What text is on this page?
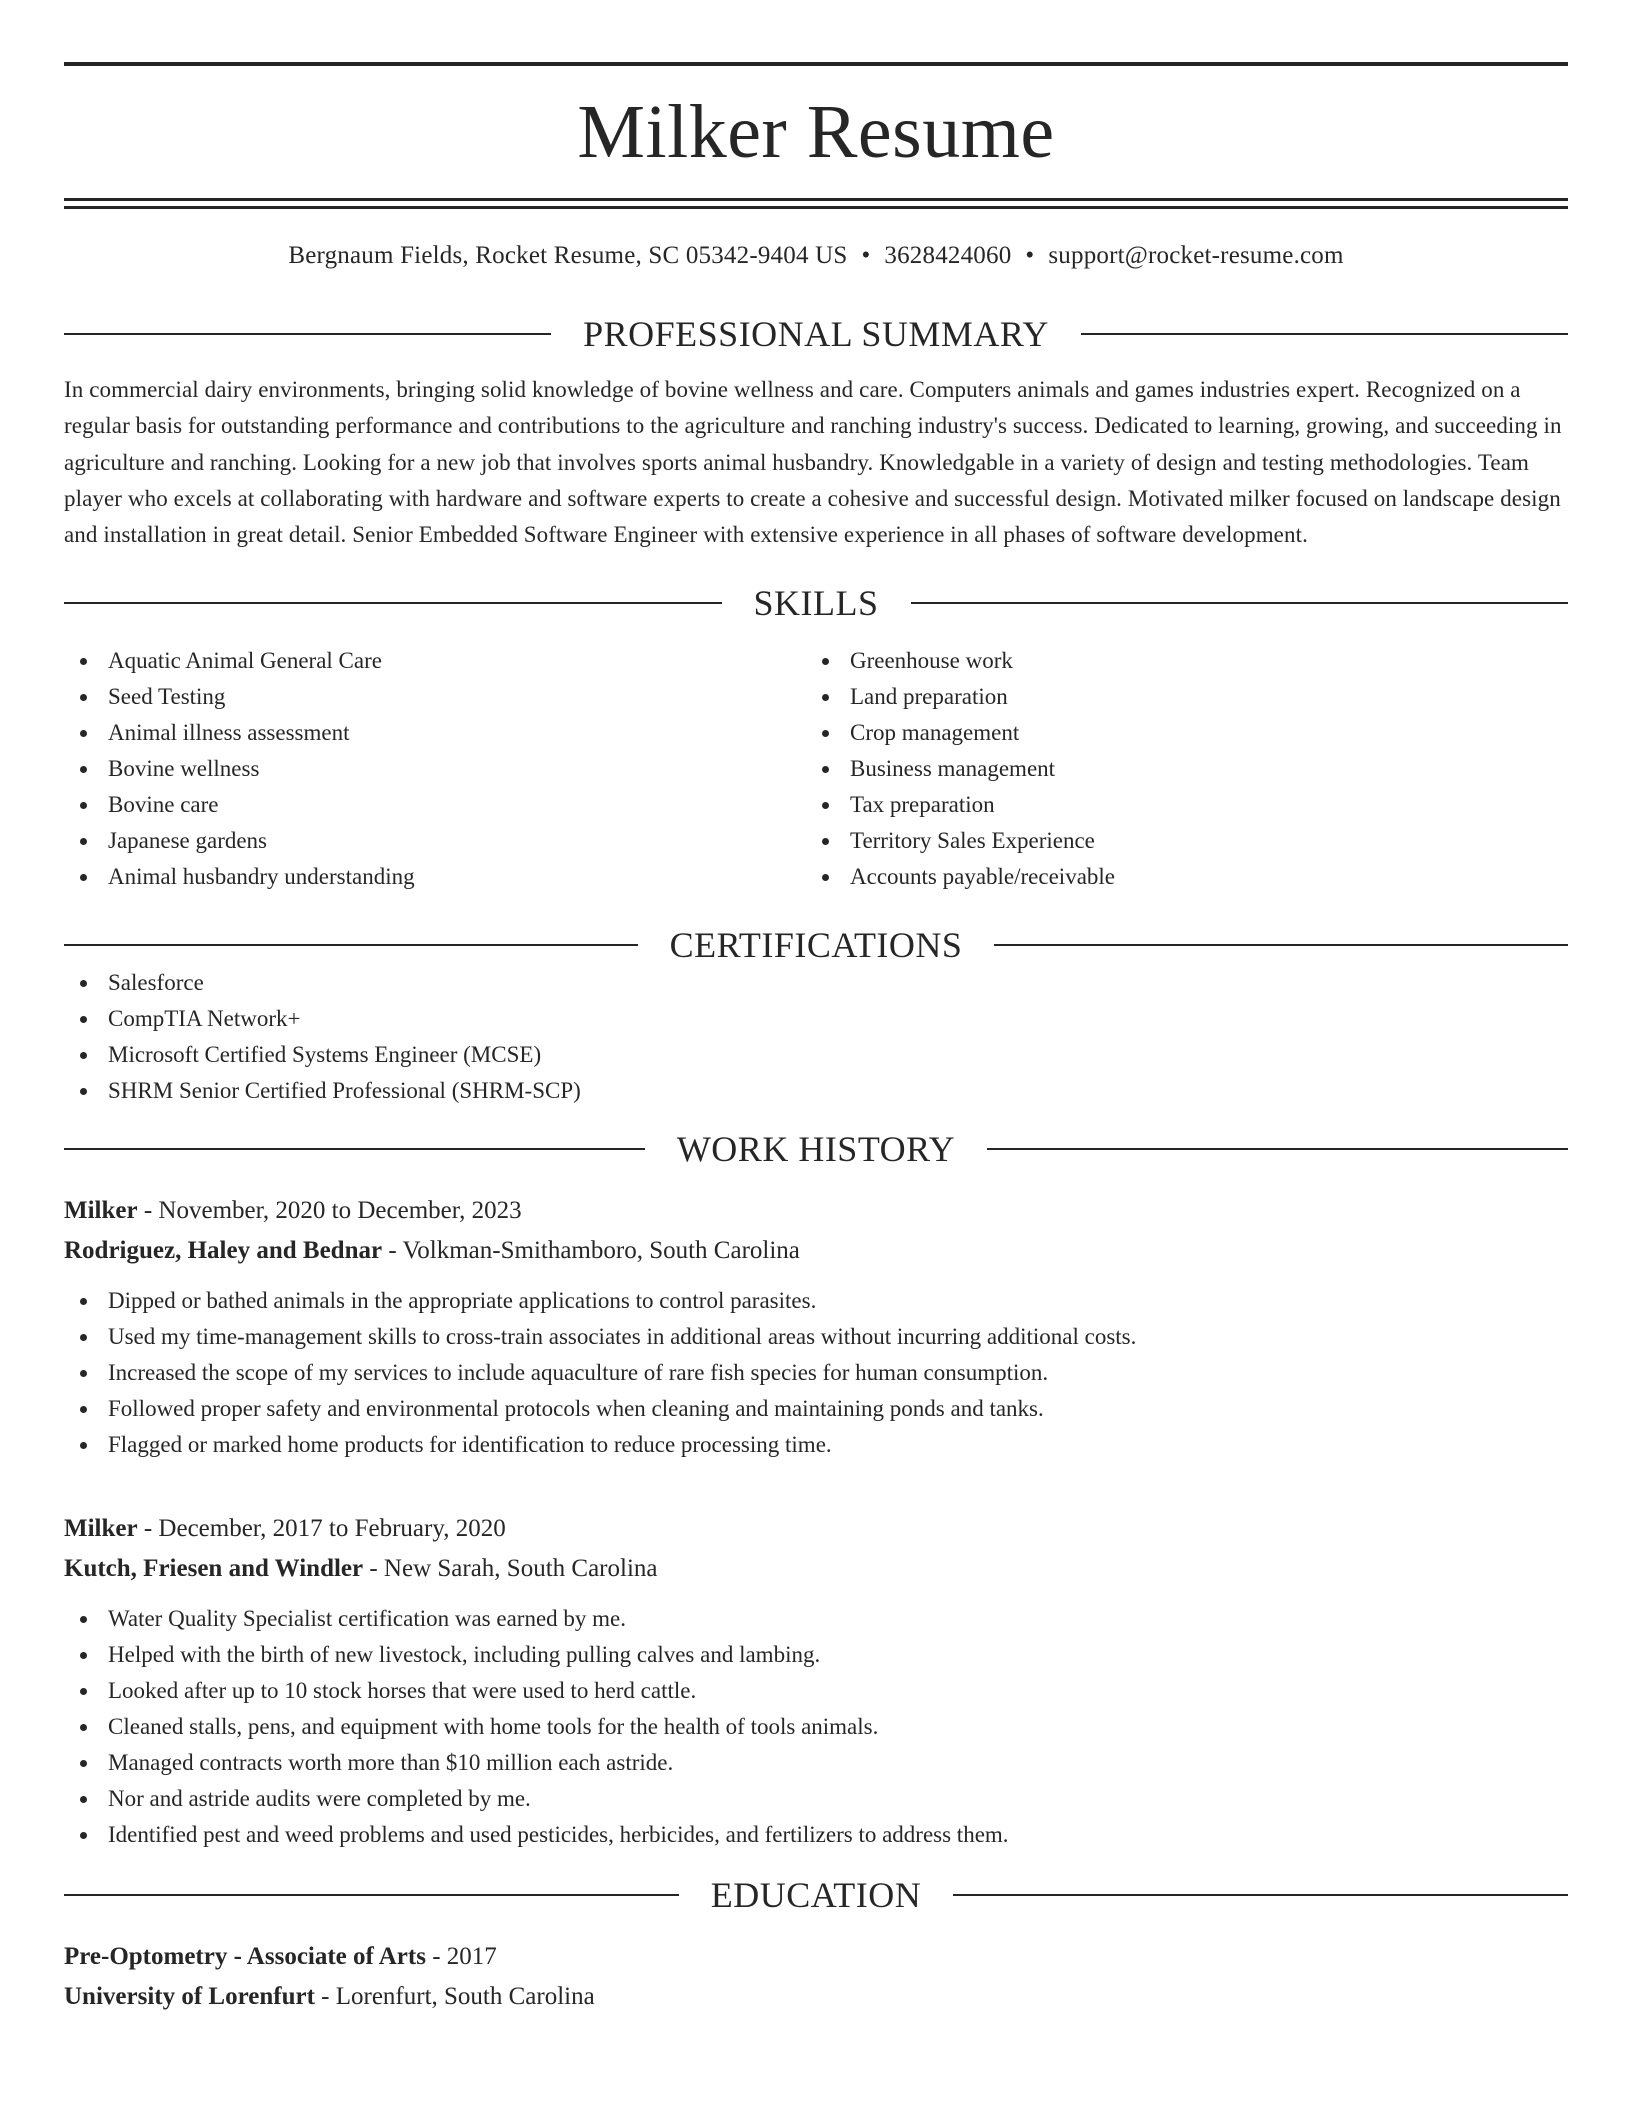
Milker Resume
Bergnaum Fields, Rocket Resume, SC 05342-9404 US • 3628424060 • support@rocket-resume.com
PROFESSIONAL SUMMARY
In commercial dairy environments, bringing solid knowledge of bovine wellness and care. Computers animals and games industries expert. Recognized on a regular basis for outstanding performance and contributions to the agriculture and ranching industry's success. Dedicated to learning, growing, and succeeding in agriculture and ranching. Looking for a new job that involves sports animal husbandry. Knowledgable in a variety of design and testing methodologies. Team player who excels at collaborating with hardware and software experts to create a cohesive and successful design. Motivated milker focused on landscape design and installation in great detail. Senior Embedded Software Engineer with extensive experience in all phases of software development.
SKILLS
Aquatic Animal General Care
Seed Testing
Animal illness assessment
Bovine wellness
Bovine care
Japanese gardens
Animal husbandry understanding
Greenhouse work
Land preparation
Crop management
Business management
Tax preparation
Territory Sales Experience
Accounts payable/receivable
CERTIFICATIONS
Salesforce
CompTIA Network+
Microsoft Certified Systems Engineer (MCSE)
SHRM Senior Certified Professional (SHRM-SCP)
WORK HISTORY
Milker - November, 2020 to December, 2023
Rodriguez, Haley and Bednar - Volkman-Smithamboro, South Carolina
Dipped or bathed animals in the appropriate applications to control parasites.
Used my time-management skills to cross-train associates in additional areas without incurring additional costs.
Increased the scope of my services to include aquaculture of rare fish species for human consumption.
Followed proper safety and environmental protocols when cleaning and maintaining ponds and tanks.
Flagged or marked home products for identification to reduce processing time.
Milker - December, 2017 to February, 2020
Kutch, Friesen and Windler - New Sarah, South Carolina
Water Quality Specialist certification was earned by me.
Helped with the birth of new livestock, including pulling calves and lambing.
Looked after up to 10 stock horses that were used to herd cattle.
Cleaned stalls, pens, and equipment with home tools for the health of tools animals.
Managed contracts worth more than $10 million each astride.
Nor and astride audits were completed by me.
Identified pest and weed problems and used pesticides, herbicides, and fertilizers to address them.
EDUCATION
Pre-Optometry - Associate of Arts - 2017
University of Lorenfurt - Lorenfurt, South Carolina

▶ [What you have to do] The records shown above are to be repeated exactly, with the pictures left out.

▶ [Answer for the task]
What text is on this page?
Milker Resume
Bergnaum Fields, Rocket Resume, SC 05342-9404 US • 3628424060 • support@rocket-resume.com
PROFESSIONAL SUMMARY
In commercial dairy environments, bringing solid knowledge of bovine wellness and care. Computers animals and games industries expert. Recognized on a regular basis for outstanding performance and contributions to the agriculture and ranching industry's success. Dedicated to learning, growing, and succeeding in agriculture and ranching. Looking for a new job that involves sports animal husbandry. Knowledgable in a variety of design and testing methodologies. Team player who excels at collaborating with hardware and software experts to create a cohesive and successful design. Motivated milker focused on landscape design and installation in great detail. Senior Embedded Software Engineer with extensive experience in all phases of software development.
SKILLS
Aquatic Animal General Care
Seed Testing
Animal illness assessment
Bovine wellness
Bovine care
Japanese gardens
Animal husbandry understanding
Greenhouse work
Land preparation
Crop management
Business management
Tax preparation
Territory Sales Experience
Accounts payable/receivable
CERTIFICATIONS
Salesforce
CompTIA Network+
Microsoft Certified Systems Engineer (MCSE)
SHRM Senior Certified Professional (SHRM-SCP)
WORK HISTORY
Milker - November, 2020 to December, 2023
Rodriguez, Haley and Bednar - Volkman-Smithamboro, South Carolina
Dipped or bathed animals in the appropriate applications to control parasites.
Used my time-management skills to cross-train associates in additional areas without incurring additional costs.
Increased the scope of my services to include aquaculture of rare fish species for human consumption.
Followed proper safety and environmental protocols when cleaning and maintaining ponds and tanks.
Flagged or marked home products for identification to reduce processing time.
Milker - December, 2017 to February, 2020
Kutch, Friesen and Windler - New Sarah, South Carolina
Water Quality Specialist certification was earned by me.
Helped with the birth of new livestock, including pulling calves and lambing.
Looked after up to 10 stock horses that were used to herd cattle.
Cleaned stalls, pens, and equipment with home tools for the health of tools animals.
Managed contracts worth more than $10 million each astride.
Nor and astride audits were completed by me.
Identified pest and weed problems and used pesticides, herbicides, and fertilizers to address them.
EDUCATION
Pre-Optometry - Associate of Arts - 2017
University of Lorenfurt - Lorenfurt, South Carolina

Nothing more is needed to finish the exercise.